**What the task requires**
Every line that contains the word "otter" should be copied.
--- Start Provided material ---
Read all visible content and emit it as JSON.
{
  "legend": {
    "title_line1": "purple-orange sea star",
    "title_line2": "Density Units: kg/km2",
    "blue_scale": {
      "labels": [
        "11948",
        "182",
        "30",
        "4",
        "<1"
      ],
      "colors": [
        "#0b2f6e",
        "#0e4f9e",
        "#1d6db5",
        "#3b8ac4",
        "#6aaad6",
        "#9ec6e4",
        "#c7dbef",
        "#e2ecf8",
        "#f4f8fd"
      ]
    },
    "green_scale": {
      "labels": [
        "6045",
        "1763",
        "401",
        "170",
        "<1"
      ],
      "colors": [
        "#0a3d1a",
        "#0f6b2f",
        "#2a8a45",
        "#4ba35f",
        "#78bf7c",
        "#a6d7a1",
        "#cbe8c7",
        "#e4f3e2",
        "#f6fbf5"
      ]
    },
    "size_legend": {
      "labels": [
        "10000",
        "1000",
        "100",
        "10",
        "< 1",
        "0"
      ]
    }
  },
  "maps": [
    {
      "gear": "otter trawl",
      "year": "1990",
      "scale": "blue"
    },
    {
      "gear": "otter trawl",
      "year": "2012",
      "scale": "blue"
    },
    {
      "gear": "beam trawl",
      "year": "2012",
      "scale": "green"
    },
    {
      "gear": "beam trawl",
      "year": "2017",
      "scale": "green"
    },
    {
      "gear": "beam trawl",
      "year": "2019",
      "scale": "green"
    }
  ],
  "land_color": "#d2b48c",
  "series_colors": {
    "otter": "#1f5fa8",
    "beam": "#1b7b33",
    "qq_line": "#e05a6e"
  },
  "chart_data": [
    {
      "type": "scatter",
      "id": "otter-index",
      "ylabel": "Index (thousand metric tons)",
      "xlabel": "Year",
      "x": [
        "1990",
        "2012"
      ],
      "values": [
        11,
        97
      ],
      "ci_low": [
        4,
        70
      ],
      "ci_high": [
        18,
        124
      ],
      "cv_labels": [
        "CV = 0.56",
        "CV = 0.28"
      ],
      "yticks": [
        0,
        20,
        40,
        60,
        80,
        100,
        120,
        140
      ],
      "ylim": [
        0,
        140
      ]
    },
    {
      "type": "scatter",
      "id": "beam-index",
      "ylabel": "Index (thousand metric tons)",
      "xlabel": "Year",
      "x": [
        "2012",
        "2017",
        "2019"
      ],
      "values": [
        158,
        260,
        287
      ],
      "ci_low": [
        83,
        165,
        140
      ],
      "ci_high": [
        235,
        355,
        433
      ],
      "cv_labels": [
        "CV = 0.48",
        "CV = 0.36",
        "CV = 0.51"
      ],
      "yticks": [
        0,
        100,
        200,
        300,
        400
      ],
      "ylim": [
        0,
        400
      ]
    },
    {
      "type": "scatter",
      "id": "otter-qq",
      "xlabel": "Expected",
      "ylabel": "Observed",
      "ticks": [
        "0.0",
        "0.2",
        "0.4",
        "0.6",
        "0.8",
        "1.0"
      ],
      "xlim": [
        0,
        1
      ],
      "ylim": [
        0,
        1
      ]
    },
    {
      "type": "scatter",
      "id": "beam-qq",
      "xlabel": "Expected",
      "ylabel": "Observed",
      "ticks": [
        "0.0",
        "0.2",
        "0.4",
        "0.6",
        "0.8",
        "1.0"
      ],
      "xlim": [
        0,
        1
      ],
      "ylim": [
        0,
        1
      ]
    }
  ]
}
--- End Provided material ---
**Solution**
      "gear": "otter trawl",
      "gear": "otter trawl",
    "otter": "#1f5fa8",
      "id": "otter-index",
      "id": "otter-qq",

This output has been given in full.